## Direction
In your copy, leave out the pictures and repeat the entries below exactly.

* Begin Supplied material *

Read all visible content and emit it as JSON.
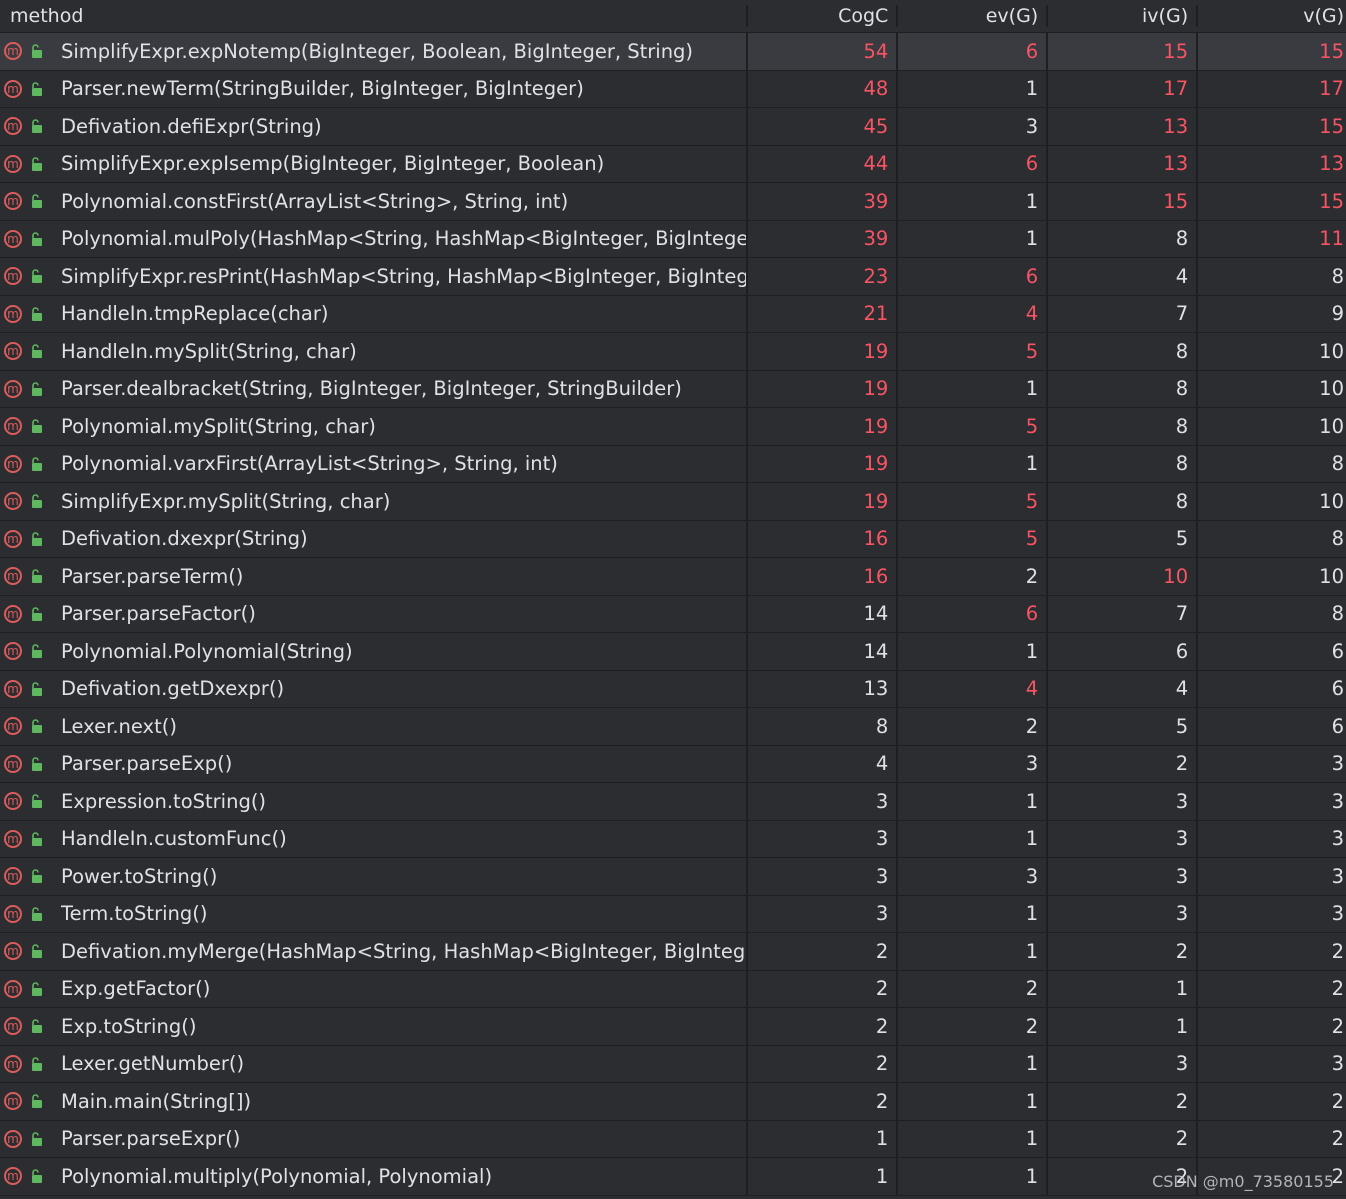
{
  "columns": {
    "method": "method",
    "cogc": "CogC",
    "ev": "ev(G)",
    "iv": "iv(G)",
    "v": "v(G)"
  },
  "rows": [
    {
      "method": "SimplifyExpr.expNotemp(BigInteger, Boolean, BigInteger, String)",
      "cogc": "54",
      "ev": "6",
      "iv": "15",
      "v": "15",
      "red": [
        true,
        true,
        true,
        true
      ]
    },
    {
      "method": "Parser.newTerm(StringBuilder, BigInteger, BigInteger)",
      "cogc": "48",
      "ev": "1",
      "iv": "17",
      "v": "17",
      "red": [
        true,
        false,
        true,
        true
      ]
    },
    {
      "method": "Defivation.defiExpr(String)",
      "cogc": "45",
      "ev": "3",
      "iv": "13",
      "v": "15",
      "red": [
        true,
        false,
        true,
        true
      ]
    },
    {
      "method": "SimplifyExpr.expIsemp(BigInteger, BigInteger, Boolean)",
      "cogc": "44",
      "ev": "6",
      "iv": "13",
      "v": "13",
      "red": [
        true,
        true,
        true,
        true
      ]
    },
    {
      "method": "Polynomial.constFirst(ArrayList<String>, String, int)",
      "cogc": "39",
      "ev": "1",
      "iv": "15",
      "v": "15",
      "red": [
        true,
        false,
        true,
        true
      ]
    },
    {
      "method": "Polynomial.mulPoly(HashMap<String, HashMap<BigInteger, BigInteger>>, H",
      "cogc": "39",
      "ev": "1",
      "iv": "8",
      "v": "11",
      "red": [
        true,
        false,
        false,
        true
      ]
    },
    {
      "method": "SimplifyExpr.resPrint(HashMap<String, HashMap<BigInteger, BigInteger>>)",
      "cogc": "23",
      "ev": "6",
      "iv": "4",
      "v": "8",
      "red": [
        true,
        true,
        false,
        false
      ]
    },
    {
      "method": "HandleIn.tmpReplace(char)",
      "cogc": "21",
      "ev": "4",
      "iv": "7",
      "v": "9",
      "red": [
        true,
        true,
        false,
        false
      ]
    },
    {
      "method": "HandleIn.mySplit(String, char)",
      "cogc": "19",
      "ev": "5",
      "iv": "8",
      "v": "10",
      "red": [
        true,
        true,
        false,
        false
      ]
    },
    {
      "method": "Parser.dealbracket(String, BigInteger, BigInteger, StringBuilder)",
      "cogc": "19",
      "ev": "1",
      "iv": "8",
      "v": "10",
      "red": [
        true,
        false,
        false,
        false
      ]
    },
    {
      "method": "Polynomial.mySplit(String, char)",
      "cogc": "19",
      "ev": "5",
      "iv": "8",
      "v": "10",
      "red": [
        true,
        true,
        false,
        false
      ]
    },
    {
      "method": "Polynomial.varxFirst(ArrayList<String>, String, int)",
      "cogc": "19",
      "ev": "1",
      "iv": "8",
      "v": "8",
      "red": [
        true,
        false,
        false,
        false
      ]
    },
    {
      "method": "SimplifyExpr.mySplit(String, char)",
      "cogc": "19",
      "ev": "5",
      "iv": "8",
      "v": "10",
      "red": [
        true,
        true,
        false,
        false
      ]
    },
    {
      "method": "Defivation.dxexpr(String)",
      "cogc": "16",
      "ev": "5",
      "iv": "5",
      "v": "8",
      "red": [
        true,
        true,
        false,
        false
      ]
    },
    {
      "method": "Parser.parseTerm()",
      "cogc": "16",
      "ev": "2",
      "iv": "10",
      "v": "10",
      "red": [
        true,
        false,
        true,
        false
      ]
    },
    {
      "method": "Parser.parseFactor()",
      "cogc": "14",
      "ev": "6",
      "iv": "7",
      "v": "8",
      "red": [
        false,
        true,
        false,
        false
      ]
    },
    {
      "method": "Polynomial.Polynomial(String)",
      "cogc": "14",
      "ev": "1",
      "iv": "6",
      "v": "6",
      "red": [
        false,
        false,
        false,
        false
      ]
    },
    {
      "method": "Defivation.getDxexpr()",
      "cogc": "13",
      "ev": "4",
      "iv": "4",
      "v": "6",
      "red": [
        false,
        true,
        false,
        false
      ]
    },
    {
      "method": "Lexer.next()",
      "cogc": "8",
      "ev": "2",
      "iv": "5",
      "v": "6",
      "red": [
        false,
        false,
        false,
        false
      ]
    },
    {
      "method": "Parser.parseExp()",
      "cogc": "4",
      "ev": "3",
      "iv": "2",
      "v": "3",
      "red": [
        false,
        false,
        false,
        false
      ]
    },
    {
      "method": "Expression.toString()",
      "cogc": "3",
      "ev": "1",
      "iv": "3",
      "v": "3",
      "red": [
        false,
        false,
        false,
        false
      ]
    },
    {
      "method": "HandleIn.customFunc()",
      "cogc": "3",
      "ev": "1",
      "iv": "3",
      "v": "3",
      "red": [
        false,
        false,
        false,
        false
      ]
    },
    {
      "method": "Power.toString()",
      "cogc": "3",
      "ev": "3",
      "iv": "3",
      "v": "3",
      "red": [
        false,
        false,
        false,
        false
      ]
    },
    {
      "method": "Term.toString()",
      "cogc": "3",
      "ev": "1",
      "iv": "3",
      "v": "3",
      "red": [
        false,
        false,
        false,
        false
      ]
    },
    {
      "method": "Defivation.myMerge(HashMap<String, HashMap<BigInteger, BigInteger>>, H",
      "cogc": "2",
      "ev": "1",
      "iv": "2",
      "v": "2",
      "red": [
        false,
        false,
        false,
        false
      ]
    },
    {
      "method": "Exp.getFactor()",
      "cogc": "2",
      "ev": "2",
      "iv": "1",
      "v": "2",
      "red": [
        false,
        false,
        false,
        false
      ]
    },
    {
      "method": "Exp.toString()",
      "cogc": "2",
      "ev": "2",
      "iv": "1",
      "v": "2",
      "red": [
        false,
        false,
        false,
        false
      ]
    },
    {
      "method": "Lexer.getNumber()",
      "cogc": "2",
      "ev": "1",
      "iv": "3",
      "v": "3",
      "red": [
        false,
        false,
        false,
        false
      ]
    },
    {
      "method": "Main.main(String[])",
      "cogc": "2",
      "ev": "1",
      "iv": "2",
      "v": "2",
      "red": [
        false,
        false,
        false,
        false
      ]
    },
    {
      "method": "Parser.parseExpr()",
      "cogc": "1",
      "ev": "1",
      "iv": "2",
      "v": "2",
      "red": [
        false,
        false,
        false,
        false
      ]
    },
    {
      "method": "Polynomial.multiply(Polynomial, Polynomial)",
      "cogc": "1",
      "ev": "1",
      "iv": "2",
      "v": "2",
      "red": [
        false,
        false,
        false,
        false
      ]
    }
  ],
  "method_icon_letter": "m",
  "icons": {
    "method": "method-icon",
    "visibility": "public-lock-icon",
    "sort": "chevron-down-icon"
  },
  "colors": {
    "highlight": "#f75464",
    "normal": "#dfe1e5",
    "background": "#2b2d30",
    "selected_row": "#393b40"
  },
  "watermark": "CSDN @m0_73580155"
}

* End Supplied material *

## Completed task
Read all visible content and emit it as JSON.
{
  "columns": {
    "method": "method",
    "cogc": "CogC",
    "ev": "ev(G)",
    "iv": "iv(G)",
    "v": "v(G)"
  },
  "rows": [
    {
      "method": "SimplifyExpr.expNotemp(BigInteger, Boolean, BigInteger, String)",
      "cogc": "54",
      "ev": "6",
      "iv": "15",
      "v": "15",
      "red": [
        true,
        true,
        true,
        true
      ]
    },
    {
      "method": "Parser.newTerm(StringBuilder, BigInteger, BigInteger)",
      "cogc": "48",
      "ev": "1",
      "iv": "17",
      "v": "17",
      "red": [
        true,
        false,
        true,
        true
      ]
    },
    {
      "method": "Defivation.defiExpr(String)",
      "cogc": "45",
      "ev": "3",
      "iv": "13",
      "v": "15",
      "red": [
        true,
        false,
        true,
        true
      ]
    },
    {
      "method": "SimplifyExpr.expIsemp(BigInteger, BigInteger, Boolean)",
      "cogc": "44",
      "ev": "6",
      "iv": "13",
      "v": "13",
      "red": [
        true,
        true,
        true,
        true
      ]
    },
    {
      "method": "Polynomial.constFirst(ArrayList<String>, String, int)",
      "cogc": "39",
      "ev": "1",
      "iv": "15",
      "v": "15",
      "red": [
        true,
        false,
        true,
        true
      ]
    },
    {
      "method": "Polynomial.mulPoly(HashMap<String, HashMap<BigInteger, BigInteger>>, H",
      "cogc": "39",
      "ev": "1",
      "iv": "8",
      "v": "11",
      "red": [
        true,
        false,
        false,
        true
      ]
    },
    {
      "method": "SimplifyExpr.resPrint(HashMap<String, HashMap<BigInteger, BigInteger>>)",
      "cogc": "23",
      "ev": "6",
      "iv": "4",
      "v": "8",
      "red": [
        true,
        true,
        false,
        false
      ]
    },
    {
      "method": "HandleIn.tmpReplace(char)",
      "cogc": "21",
      "ev": "4",
      "iv": "7",
      "v": "9",
      "red": [
        true,
        true,
        false,
        false
      ]
    },
    {
      "method": "HandleIn.mySplit(String, char)",
      "cogc": "19",
      "ev": "5",
      "iv": "8",
      "v": "10",
      "red": [
        true,
        true,
        false,
        false
      ]
    },
    {
      "method": "Parser.dealbracket(String, BigInteger, BigInteger, StringBuilder)",
      "cogc": "19",
      "ev": "1",
      "iv": "8",
      "v": "10",
      "red": [
        true,
        false,
        false,
        false
      ]
    },
    {
      "method": "Polynomial.mySplit(String, char)",
      "cogc": "19",
      "ev": "5",
      "iv": "8",
      "v": "10",
      "red": [
        true,
        true,
        false,
        false
      ]
    },
    {
      "method": "Polynomial.varxFirst(ArrayList<String>, String, int)",
      "cogc": "19",
      "ev": "1",
      "iv": "8",
      "v": "8",
      "red": [
        true,
        false,
        false,
        false
      ]
    },
    {
      "method": "SimplifyExpr.mySplit(String, char)",
      "cogc": "19",
      "ev": "5",
      "iv": "8",
      "v": "10",
      "red": [
        true,
        true,
        false,
        false
      ]
    },
    {
      "method": "Defivation.dxexpr(String)",
      "cogc": "16",
      "ev": "5",
      "iv": "5",
      "v": "8",
      "red": [
        true,
        true,
        false,
        false
      ]
    },
    {
      "method": "Parser.parseTerm()",
      "cogc": "16",
      "ev": "2",
      "iv": "10",
      "v": "10",
      "red": [
        true,
        false,
        true,
        false
      ]
    },
    {
      "method": "Parser.parseFactor()",
      "cogc": "14",
      "ev": "6",
      "iv": "7",
      "v": "8",
      "red": [
        false,
        true,
        false,
        false
      ]
    },
    {
      "method": "Polynomial.Polynomial(String)",
      "cogc": "14",
      "ev": "1",
      "iv": "6",
      "v": "6",
      "red": [
        false,
        false,
        false,
        false
      ]
    },
    {
      "method": "Defivation.getDxexpr()",
      "cogc": "13",
      "ev": "4",
      "iv": "4",
      "v": "6",
      "red": [
        false,
        true,
        false,
        false
      ]
    },
    {
      "method": "Lexer.next()",
      "cogc": "8",
      "ev": "2",
      "iv": "5",
      "v": "6",
      "red": [
        false,
        false,
        false,
        false
      ]
    },
    {
      "method": "Parser.parseExp()",
      "cogc": "4",
      "ev": "3",
      "iv": "2",
      "v": "3",
      "red": [
        false,
        false,
        false,
        false
      ]
    },
    {
      "method": "Expression.toString()",
      "cogc": "3",
      "ev": "1",
      "iv": "3",
      "v": "3",
      "red": [
        false,
        false,
        false,
        false
      ]
    },
    {
      "method": "HandleIn.customFunc()",
      "cogc": "3",
      "ev": "1",
      "iv": "3",
      "v": "3",
      "red": [
        false,
        false,
        false,
        false
      ]
    },
    {
      "method": "Power.toString()",
      "cogc": "3",
      "ev": "3",
      "iv": "3",
      "v": "3",
      "red": [
        false,
        false,
        false,
        false
      ]
    },
    {
      "method": "Term.toString()",
      "cogc": "3",
      "ev": "1",
      "iv": "3",
      "v": "3",
      "red": [
        false,
        false,
        false,
        false
      ]
    },
    {
      "method": "Defivation.myMerge(HashMap<String, HashMap<BigInteger, BigInteger>>, H",
      "cogc": "2",
      "ev": "1",
      "iv": "2",
      "v": "2",
      "red": [
        false,
        false,
        false,
        false
      ]
    },
    {
      "method": "Exp.getFactor()",
      "cogc": "2",
      "ev": "2",
      "iv": "1",
      "v": "2",
      "red": [
        false,
        false,
        false,
        false
      ]
    },
    {
      "method": "Exp.toString()",
      "cogc": "2",
      "ev": "2",
      "iv": "1",
      "v": "2",
      "red": [
        false,
        false,
        false,
        false
      ]
    },
    {
      "method": "Lexer.getNumber()",
      "cogc": "2",
      "ev": "1",
      "iv": "3",
      "v": "3",
      "red": [
        false,
        false,
        false,
        false
      ]
    },
    {
      "method": "Main.main(String[])",
      "cogc": "2",
      "ev": "1",
      "iv": "2",
      "v": "2",
      "red": [
        false,
        false,
        false,
        false
      ]
    },
    {
      "method": "Parser.parseExpr()",
      "cogc": "1",
      "ev": "1",
      "iv": "2",
      "v": "2",
      "red": [
        false,
        false,
        false,
        false
      ]
    },
    {
      "method": "Polynomial.multiply(Polynomial, Polynomial)",
      "cogc": "1",
      "ev": "1",
      "iv": "2",
      "v": "2",
      "red": [
        false,
        false,
        false,
        false
      ]
    }
  ],
  "method_icon_letter": "m",
  "icons": {
    "method": "method-icon",
    "visibility": "public-lock-icon",
    "sort": "chevron-down-icon"
  },
  "colors": {
    "highlight": "#f75464",
    "normal": "#dfe1e5",
    "background": "#2b2d30",
    "selected_row": "#393b40"
  },
  "watermark": "CSDN @m0_73580155"
}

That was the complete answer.